[BEGIN Information provided]
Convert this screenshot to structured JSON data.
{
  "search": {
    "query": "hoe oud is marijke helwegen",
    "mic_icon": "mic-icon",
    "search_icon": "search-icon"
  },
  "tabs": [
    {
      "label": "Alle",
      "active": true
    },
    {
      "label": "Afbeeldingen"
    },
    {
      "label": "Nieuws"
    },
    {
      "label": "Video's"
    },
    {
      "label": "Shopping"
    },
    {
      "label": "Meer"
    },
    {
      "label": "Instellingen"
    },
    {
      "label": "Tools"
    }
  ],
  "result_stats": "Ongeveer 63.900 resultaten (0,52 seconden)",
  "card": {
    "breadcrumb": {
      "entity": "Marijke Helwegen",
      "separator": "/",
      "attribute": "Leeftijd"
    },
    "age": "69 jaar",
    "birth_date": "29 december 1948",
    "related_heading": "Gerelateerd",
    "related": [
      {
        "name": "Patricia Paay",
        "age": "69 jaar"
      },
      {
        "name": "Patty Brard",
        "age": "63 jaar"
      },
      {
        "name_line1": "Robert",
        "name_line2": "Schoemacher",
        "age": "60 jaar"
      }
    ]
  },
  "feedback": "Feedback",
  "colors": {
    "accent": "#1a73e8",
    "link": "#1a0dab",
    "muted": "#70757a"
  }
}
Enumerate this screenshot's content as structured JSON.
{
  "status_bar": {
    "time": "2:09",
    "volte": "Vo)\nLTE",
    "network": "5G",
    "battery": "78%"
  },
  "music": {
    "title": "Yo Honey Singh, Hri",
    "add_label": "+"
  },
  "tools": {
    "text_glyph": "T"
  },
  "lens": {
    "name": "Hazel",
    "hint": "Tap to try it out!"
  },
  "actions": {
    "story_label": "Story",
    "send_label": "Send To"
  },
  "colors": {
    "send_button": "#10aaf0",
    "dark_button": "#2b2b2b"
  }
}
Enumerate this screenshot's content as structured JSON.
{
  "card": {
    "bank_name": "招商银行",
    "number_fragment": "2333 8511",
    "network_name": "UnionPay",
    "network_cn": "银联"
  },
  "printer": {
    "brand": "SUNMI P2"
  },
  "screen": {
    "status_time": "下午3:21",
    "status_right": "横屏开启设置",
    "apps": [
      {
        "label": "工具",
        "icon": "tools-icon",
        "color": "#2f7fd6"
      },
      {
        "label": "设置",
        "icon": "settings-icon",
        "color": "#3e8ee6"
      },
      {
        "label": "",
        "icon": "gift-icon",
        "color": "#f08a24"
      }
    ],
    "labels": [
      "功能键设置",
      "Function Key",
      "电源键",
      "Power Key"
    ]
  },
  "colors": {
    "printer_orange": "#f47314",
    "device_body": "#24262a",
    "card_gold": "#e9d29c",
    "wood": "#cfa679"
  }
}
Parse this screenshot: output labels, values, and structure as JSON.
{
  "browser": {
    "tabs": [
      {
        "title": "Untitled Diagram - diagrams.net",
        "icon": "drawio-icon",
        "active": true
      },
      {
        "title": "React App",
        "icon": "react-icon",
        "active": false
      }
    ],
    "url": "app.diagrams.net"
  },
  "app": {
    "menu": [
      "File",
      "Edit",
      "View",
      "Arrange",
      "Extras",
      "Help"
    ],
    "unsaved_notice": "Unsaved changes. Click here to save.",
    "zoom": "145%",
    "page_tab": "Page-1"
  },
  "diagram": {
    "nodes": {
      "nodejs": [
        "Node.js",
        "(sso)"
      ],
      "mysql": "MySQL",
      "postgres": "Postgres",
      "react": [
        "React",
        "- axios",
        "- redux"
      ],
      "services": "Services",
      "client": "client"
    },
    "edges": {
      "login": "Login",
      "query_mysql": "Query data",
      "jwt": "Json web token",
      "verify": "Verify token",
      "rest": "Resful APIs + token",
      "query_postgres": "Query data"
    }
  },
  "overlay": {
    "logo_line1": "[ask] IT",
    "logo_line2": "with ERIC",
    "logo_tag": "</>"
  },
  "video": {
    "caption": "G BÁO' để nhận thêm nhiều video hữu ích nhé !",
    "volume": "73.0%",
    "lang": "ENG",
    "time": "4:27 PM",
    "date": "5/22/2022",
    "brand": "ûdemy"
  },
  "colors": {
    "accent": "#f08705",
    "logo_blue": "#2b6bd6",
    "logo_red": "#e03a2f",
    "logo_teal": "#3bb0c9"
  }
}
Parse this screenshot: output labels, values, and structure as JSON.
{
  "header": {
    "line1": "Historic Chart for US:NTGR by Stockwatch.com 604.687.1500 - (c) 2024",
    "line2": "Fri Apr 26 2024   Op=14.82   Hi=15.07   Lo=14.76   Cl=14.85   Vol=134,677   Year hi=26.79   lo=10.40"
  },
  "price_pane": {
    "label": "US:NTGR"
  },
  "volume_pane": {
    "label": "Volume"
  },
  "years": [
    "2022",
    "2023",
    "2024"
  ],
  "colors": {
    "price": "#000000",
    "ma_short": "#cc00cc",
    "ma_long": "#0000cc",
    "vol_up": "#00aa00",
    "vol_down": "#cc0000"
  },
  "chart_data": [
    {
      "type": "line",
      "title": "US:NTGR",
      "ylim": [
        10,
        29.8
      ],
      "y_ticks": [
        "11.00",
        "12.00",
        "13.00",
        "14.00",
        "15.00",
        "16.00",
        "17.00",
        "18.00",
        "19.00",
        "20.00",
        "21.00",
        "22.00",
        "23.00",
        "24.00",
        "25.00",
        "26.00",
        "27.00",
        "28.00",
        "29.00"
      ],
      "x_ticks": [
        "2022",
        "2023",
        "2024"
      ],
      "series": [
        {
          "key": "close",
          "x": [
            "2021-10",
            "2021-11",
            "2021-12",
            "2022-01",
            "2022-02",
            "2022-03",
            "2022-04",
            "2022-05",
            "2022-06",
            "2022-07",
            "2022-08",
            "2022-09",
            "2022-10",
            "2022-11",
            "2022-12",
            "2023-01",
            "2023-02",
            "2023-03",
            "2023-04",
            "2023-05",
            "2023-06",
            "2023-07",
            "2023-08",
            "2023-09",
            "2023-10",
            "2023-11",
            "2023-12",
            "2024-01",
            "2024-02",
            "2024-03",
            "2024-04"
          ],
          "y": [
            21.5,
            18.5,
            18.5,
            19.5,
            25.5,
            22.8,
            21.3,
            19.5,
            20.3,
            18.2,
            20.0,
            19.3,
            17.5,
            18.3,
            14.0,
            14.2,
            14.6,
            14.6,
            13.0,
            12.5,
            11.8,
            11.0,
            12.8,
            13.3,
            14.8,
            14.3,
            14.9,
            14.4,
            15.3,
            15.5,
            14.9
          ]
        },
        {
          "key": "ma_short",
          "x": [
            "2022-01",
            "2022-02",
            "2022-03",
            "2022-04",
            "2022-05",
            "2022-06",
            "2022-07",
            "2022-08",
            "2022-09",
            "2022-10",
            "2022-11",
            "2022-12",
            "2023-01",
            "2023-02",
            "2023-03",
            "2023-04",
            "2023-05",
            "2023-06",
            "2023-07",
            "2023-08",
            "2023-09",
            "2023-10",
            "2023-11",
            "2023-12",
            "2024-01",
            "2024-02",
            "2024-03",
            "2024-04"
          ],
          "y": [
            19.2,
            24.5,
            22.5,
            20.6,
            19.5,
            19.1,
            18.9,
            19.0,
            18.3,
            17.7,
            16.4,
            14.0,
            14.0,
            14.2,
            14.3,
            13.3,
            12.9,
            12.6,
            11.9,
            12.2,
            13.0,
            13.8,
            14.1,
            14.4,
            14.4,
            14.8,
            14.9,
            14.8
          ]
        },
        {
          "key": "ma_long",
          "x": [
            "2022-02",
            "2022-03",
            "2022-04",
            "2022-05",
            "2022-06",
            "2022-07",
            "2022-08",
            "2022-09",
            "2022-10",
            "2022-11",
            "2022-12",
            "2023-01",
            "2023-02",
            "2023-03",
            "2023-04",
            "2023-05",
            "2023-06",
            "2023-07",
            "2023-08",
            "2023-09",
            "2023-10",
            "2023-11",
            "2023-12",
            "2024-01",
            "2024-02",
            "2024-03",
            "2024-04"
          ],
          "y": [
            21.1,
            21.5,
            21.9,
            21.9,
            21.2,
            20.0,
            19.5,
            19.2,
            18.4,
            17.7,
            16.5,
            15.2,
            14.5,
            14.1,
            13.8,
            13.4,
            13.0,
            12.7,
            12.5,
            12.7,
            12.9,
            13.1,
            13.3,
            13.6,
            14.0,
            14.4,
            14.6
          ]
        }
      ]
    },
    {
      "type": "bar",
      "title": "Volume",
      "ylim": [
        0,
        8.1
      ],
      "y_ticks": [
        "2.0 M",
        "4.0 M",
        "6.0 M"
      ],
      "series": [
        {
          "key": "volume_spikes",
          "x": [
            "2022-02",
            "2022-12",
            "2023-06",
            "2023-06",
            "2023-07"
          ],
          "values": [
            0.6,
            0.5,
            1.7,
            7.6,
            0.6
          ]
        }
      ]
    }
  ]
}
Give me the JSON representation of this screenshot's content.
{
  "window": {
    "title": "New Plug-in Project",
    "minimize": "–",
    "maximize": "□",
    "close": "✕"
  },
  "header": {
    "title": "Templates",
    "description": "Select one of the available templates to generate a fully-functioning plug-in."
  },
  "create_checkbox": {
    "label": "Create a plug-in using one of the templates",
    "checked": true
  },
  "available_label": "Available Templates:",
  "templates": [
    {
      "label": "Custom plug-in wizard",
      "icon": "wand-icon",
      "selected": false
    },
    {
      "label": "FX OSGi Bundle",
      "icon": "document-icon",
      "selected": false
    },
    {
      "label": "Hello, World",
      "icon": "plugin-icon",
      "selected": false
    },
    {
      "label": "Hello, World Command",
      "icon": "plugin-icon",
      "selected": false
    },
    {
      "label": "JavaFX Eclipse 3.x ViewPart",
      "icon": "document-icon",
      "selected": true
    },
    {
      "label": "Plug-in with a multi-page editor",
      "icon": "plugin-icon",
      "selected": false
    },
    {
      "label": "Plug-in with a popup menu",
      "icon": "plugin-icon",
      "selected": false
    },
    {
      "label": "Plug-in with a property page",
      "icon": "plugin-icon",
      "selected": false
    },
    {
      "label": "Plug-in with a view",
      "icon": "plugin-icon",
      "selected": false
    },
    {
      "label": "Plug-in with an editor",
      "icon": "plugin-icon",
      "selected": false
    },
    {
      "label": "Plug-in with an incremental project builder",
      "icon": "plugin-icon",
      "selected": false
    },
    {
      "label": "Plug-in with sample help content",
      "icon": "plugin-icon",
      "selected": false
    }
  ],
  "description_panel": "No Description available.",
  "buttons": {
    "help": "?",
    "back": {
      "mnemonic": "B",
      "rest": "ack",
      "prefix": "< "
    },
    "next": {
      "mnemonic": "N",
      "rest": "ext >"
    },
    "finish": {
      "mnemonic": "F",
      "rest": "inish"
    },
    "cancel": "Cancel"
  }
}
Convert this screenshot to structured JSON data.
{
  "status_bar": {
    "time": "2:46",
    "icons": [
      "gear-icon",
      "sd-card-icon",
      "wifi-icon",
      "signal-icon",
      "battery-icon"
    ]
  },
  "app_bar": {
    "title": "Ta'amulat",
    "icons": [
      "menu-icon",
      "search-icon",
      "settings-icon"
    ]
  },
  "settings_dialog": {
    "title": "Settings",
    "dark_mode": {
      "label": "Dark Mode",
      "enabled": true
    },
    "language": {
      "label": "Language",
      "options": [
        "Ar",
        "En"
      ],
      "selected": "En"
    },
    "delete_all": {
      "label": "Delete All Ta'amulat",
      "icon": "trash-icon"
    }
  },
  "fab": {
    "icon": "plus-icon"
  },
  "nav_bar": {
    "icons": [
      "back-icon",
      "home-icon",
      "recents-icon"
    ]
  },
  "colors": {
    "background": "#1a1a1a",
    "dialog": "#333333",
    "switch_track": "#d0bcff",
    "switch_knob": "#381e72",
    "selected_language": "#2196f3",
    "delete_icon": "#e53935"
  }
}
[END Information provided]
**What the task asks:** Where a line contains the string "title", extract that line.

**Exercise output:**
    "title": "Yo Honey Singh, Hri",
        "title": "Untitled Diagram - diagrams.net",
        "title": "React App",
      "title": "US:NTGR",
      "title": "Volume",
    "title": "New Plug-in Project",
    "title": "Templates",
    "title": "Ta'amulat",
    "title": "Settings",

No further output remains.